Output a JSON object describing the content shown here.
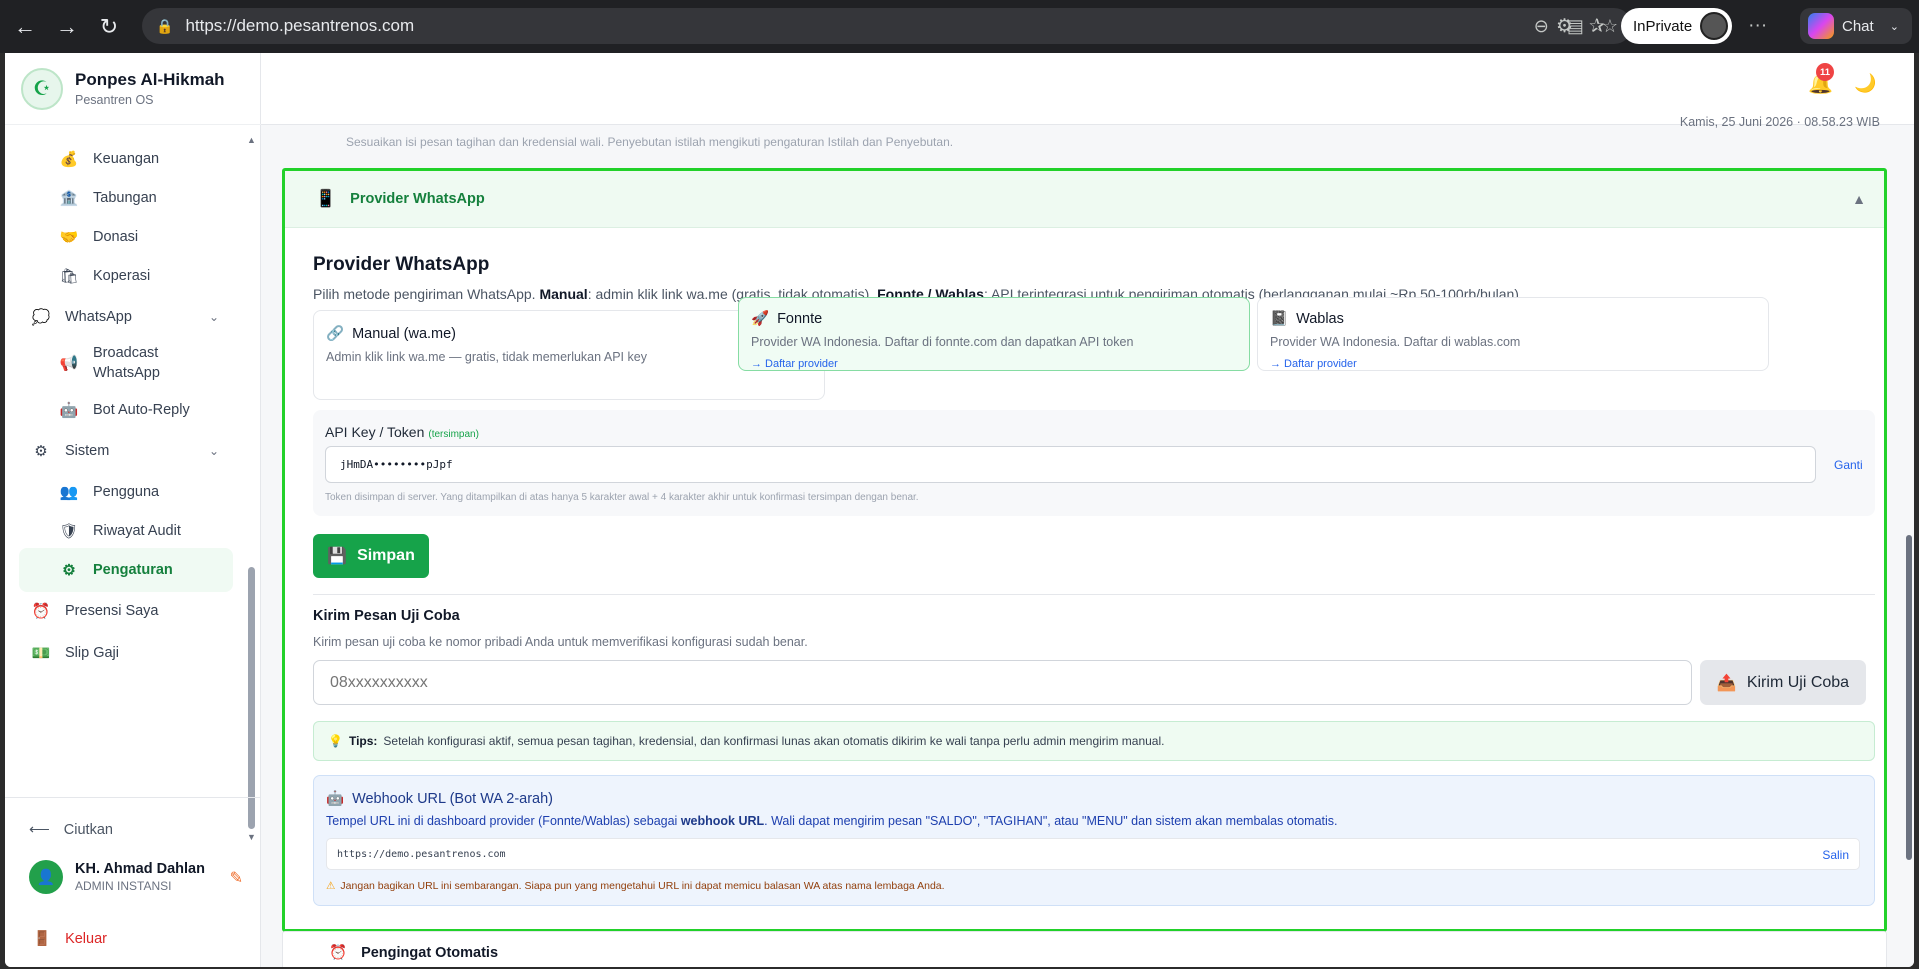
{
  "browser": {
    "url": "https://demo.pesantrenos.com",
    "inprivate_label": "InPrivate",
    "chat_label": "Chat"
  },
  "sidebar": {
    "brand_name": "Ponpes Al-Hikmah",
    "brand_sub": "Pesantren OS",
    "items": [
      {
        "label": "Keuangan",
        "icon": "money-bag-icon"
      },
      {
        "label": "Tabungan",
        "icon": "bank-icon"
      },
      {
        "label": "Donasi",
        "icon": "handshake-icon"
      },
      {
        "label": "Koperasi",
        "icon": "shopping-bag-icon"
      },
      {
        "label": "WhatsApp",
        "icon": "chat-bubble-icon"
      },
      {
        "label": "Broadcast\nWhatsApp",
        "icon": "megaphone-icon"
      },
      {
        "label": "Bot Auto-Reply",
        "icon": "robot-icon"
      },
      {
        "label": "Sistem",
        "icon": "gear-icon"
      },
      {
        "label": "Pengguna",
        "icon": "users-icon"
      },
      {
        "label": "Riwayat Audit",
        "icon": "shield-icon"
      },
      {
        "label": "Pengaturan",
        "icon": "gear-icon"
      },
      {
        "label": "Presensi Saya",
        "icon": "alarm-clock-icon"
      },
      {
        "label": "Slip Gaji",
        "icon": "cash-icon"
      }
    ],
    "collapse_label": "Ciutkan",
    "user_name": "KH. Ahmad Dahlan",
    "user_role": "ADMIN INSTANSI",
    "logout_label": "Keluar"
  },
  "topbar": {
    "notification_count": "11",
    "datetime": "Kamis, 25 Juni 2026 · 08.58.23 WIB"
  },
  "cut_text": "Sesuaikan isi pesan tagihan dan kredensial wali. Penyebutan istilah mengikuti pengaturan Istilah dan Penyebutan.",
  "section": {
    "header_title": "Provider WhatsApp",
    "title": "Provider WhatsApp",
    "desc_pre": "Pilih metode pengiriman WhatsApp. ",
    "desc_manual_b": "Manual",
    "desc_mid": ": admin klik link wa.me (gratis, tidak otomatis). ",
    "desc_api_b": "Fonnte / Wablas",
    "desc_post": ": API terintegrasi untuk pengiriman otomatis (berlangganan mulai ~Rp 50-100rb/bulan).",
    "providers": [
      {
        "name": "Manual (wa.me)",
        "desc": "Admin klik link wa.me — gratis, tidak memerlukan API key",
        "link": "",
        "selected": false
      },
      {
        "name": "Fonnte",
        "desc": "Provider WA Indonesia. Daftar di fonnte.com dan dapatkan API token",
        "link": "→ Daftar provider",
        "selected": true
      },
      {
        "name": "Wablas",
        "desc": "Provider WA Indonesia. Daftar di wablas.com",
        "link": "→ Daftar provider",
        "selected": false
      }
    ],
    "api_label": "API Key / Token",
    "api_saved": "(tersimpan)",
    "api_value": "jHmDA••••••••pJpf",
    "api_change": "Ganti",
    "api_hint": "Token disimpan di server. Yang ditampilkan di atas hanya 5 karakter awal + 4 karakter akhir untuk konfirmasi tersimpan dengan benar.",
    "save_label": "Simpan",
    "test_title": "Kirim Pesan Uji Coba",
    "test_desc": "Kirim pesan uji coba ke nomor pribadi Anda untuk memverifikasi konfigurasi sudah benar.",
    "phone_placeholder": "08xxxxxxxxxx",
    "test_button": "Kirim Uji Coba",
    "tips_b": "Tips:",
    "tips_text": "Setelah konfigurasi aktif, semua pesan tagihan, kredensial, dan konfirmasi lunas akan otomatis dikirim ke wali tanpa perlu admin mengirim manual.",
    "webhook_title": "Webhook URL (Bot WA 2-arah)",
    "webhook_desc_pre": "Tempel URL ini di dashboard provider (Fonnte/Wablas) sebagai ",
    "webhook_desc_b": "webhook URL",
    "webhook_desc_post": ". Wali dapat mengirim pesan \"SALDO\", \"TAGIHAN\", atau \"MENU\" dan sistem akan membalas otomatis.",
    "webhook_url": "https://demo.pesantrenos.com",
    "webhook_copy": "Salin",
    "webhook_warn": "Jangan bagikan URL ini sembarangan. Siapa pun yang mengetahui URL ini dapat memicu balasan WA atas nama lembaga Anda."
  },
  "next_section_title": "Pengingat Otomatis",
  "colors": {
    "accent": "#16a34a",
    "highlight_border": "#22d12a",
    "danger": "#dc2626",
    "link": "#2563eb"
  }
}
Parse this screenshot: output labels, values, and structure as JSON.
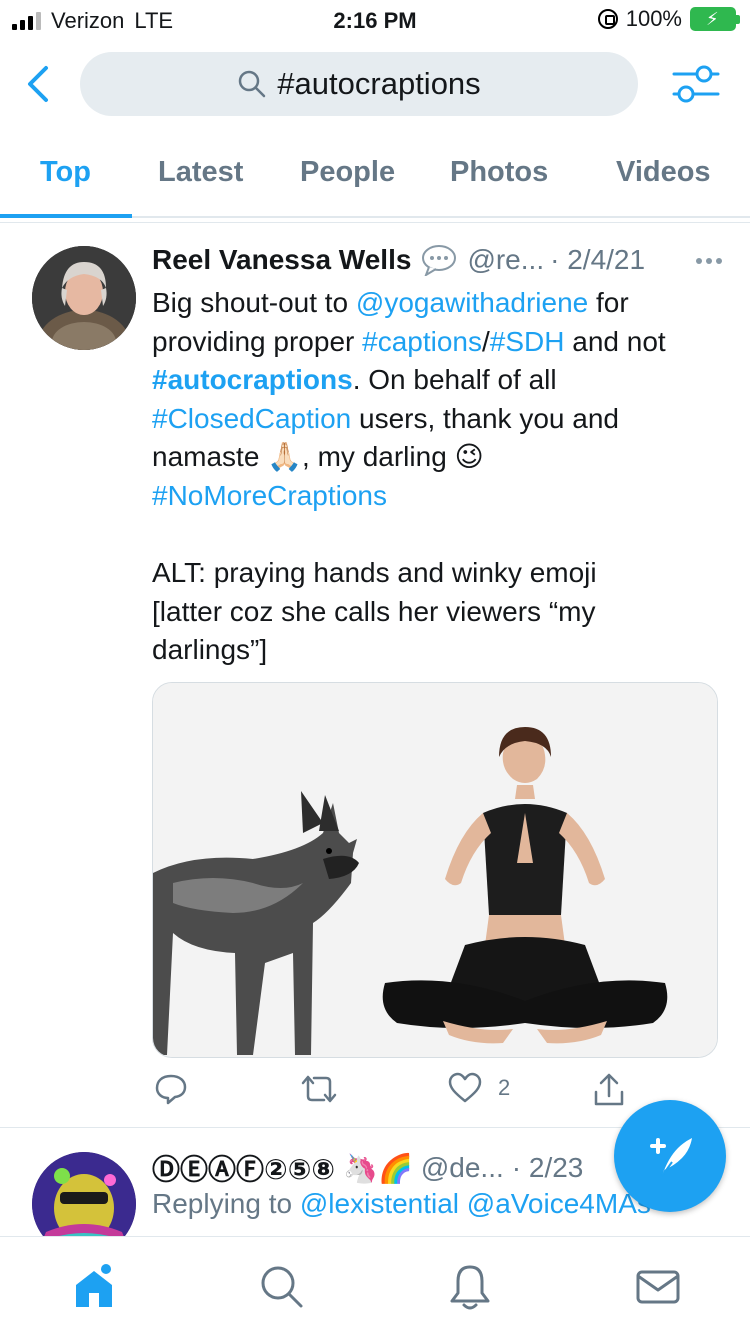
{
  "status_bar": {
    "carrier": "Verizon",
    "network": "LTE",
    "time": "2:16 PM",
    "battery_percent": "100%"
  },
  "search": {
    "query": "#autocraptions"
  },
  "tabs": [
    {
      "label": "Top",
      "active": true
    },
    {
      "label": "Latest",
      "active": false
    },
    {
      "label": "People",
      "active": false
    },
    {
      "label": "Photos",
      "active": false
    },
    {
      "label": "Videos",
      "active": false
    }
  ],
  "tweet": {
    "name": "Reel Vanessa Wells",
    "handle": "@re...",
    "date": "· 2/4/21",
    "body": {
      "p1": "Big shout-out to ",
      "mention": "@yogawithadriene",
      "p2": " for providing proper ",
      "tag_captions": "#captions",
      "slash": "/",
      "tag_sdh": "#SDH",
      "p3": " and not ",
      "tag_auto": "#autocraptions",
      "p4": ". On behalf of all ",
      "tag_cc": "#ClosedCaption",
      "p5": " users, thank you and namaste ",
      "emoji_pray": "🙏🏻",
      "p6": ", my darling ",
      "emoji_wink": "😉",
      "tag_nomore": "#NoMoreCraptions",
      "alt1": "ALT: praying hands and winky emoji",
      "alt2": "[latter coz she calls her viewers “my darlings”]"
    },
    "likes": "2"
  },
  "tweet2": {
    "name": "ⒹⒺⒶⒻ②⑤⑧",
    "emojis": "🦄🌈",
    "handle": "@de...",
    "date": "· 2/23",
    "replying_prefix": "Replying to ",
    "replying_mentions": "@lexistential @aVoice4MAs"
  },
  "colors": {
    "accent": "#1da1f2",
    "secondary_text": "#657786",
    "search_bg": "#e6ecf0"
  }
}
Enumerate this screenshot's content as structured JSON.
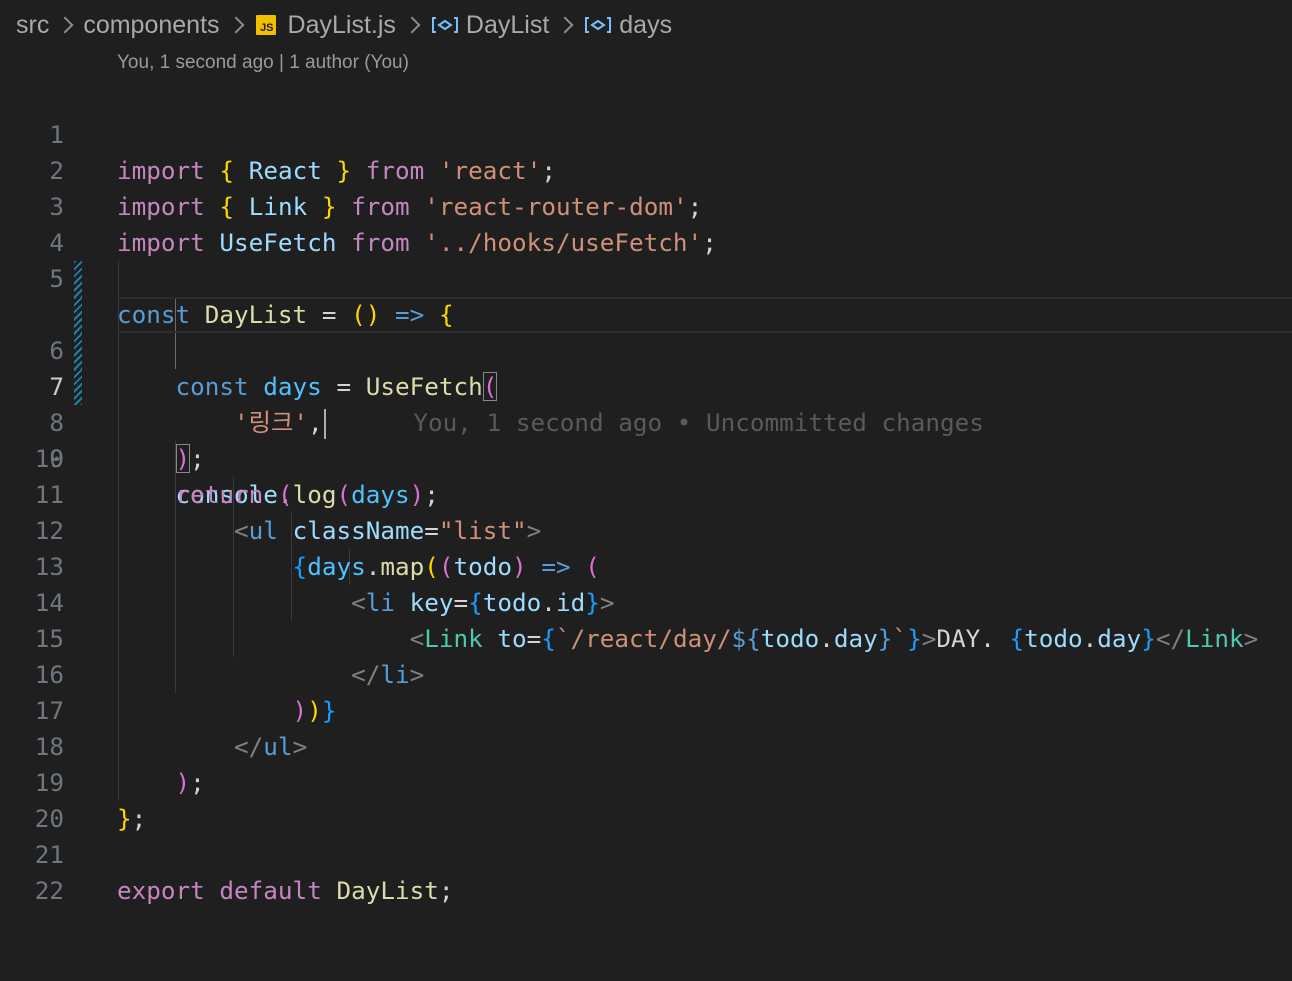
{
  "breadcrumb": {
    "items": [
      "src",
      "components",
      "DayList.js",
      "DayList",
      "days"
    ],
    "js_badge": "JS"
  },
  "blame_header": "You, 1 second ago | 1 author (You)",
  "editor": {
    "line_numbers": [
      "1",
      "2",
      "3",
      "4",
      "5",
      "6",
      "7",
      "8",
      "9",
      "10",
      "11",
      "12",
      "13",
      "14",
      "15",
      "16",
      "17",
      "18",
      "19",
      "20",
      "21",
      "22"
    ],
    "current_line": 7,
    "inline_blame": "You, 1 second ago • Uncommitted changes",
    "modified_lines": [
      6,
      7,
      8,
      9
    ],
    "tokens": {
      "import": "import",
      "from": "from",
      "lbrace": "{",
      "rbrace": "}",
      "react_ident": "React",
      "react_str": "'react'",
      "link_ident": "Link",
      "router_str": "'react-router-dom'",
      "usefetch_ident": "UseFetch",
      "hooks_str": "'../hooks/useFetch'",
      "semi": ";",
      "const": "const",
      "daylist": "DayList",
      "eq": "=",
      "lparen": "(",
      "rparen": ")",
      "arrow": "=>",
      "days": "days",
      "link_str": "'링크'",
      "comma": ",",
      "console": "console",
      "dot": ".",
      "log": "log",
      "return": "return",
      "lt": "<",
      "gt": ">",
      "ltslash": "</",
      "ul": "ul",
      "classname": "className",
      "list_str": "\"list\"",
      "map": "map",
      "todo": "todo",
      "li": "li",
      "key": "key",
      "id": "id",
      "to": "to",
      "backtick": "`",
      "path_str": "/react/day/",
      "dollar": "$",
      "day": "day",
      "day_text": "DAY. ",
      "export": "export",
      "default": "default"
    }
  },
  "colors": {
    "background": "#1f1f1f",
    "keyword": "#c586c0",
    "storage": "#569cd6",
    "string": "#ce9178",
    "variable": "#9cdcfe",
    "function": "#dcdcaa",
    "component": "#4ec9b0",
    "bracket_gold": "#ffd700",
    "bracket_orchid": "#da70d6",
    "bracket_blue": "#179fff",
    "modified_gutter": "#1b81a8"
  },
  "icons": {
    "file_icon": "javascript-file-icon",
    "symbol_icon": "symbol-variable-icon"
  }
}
------------------------------------------------------------
Reproduce the lines of the listing exactly, starting at the one that contains "Enumerate this screenshot's" and continuing through the final line, but leave out the pictures.

Enumerate this screenshot's content as structured JSON.
{
  "breadcrumb": {
    "items": [
      "src",
      "components",
      "DayList.js",
      "DayList",
      "days"
    ],
    "js_badge": "JS"
  },
  "blame_header": "You, 1 second ago | 1 author (You)",
  "editor": {
    "line_numbers": [
      "1",
      "2",
      "3",
      "4",
      "5",
      "6",
      "7",
      "8",
      "9",
      "10",
      "11",
      "12",
      "13",
      "14",
      "15",
      "16",
      "17",
      "18",
      "19",
      "20",
      "21",
      "22"
    ],
    "current_line": 7,
    "inline_blame": "You, 1 second ago • Uncommitted changes",
    "modified_lines": [
      6,
      7,
      8,
      9
    ],
    "tokens": {
      "import": "import",
      "from": "from",
      "lbrace": "{",
      "rbrace": "}",
      "react_ident": "React",
      "react_str": "'react'",
      "link_ident": "Link",
      "router_str": "'react-router-dom'",
      "usefetch_ident": "UseFetch",
      "hooks_str": "'../hooks/useFetch'",
      "semi": ";",
      "const": "const",
      "daylist": "DayList",
      "eq": "=",
      "lparen": "(",
      "rparen": ")",
      "arrow": "=>",
      "days": "days",
      "link_str": "'링크'",
      "comma": ",",
      "console": "console",
      "dot": ".",
      "log": "log",
      "return": "return",
      "lt": "<",
      "gt": ">",
      "ltslash": "</",
      "ul": "ul",
      "classname": "className",
      "list_str": "\"list\"",
      "map": "map",
      "todo": "todo",
      "li": "li",
      "key": "key",
      "id": "id",
      "to": "to",
      "backtick": "`",
      "path_str": "/react/day/",
      "dollar": "$",
      "day": "day",
      "day_text": "DAY. ",
      "export": "export",
      "default": "default"
    }
  },
  "colors": {
    "background": "#1f1f1f",
    "keyword": "#c586c0",
    "storage": "#569cd6",
    "string": "#ce9178",
    "variable": "#9cdcfe",
    "function": "#dcdcaa",
    "component": "#4ec9b0",
    "bracket_gold": "#ffd700",
    "bracket_orchid": "#da70d6",
    "bracket_blue": "#179fff",
    "modified_gutter": "#1b81a8"
  },
  "icons": {
    "file_icon": "javascript-file-icon",
    "symbol_icon": "symbol-variable-icon"
  }
}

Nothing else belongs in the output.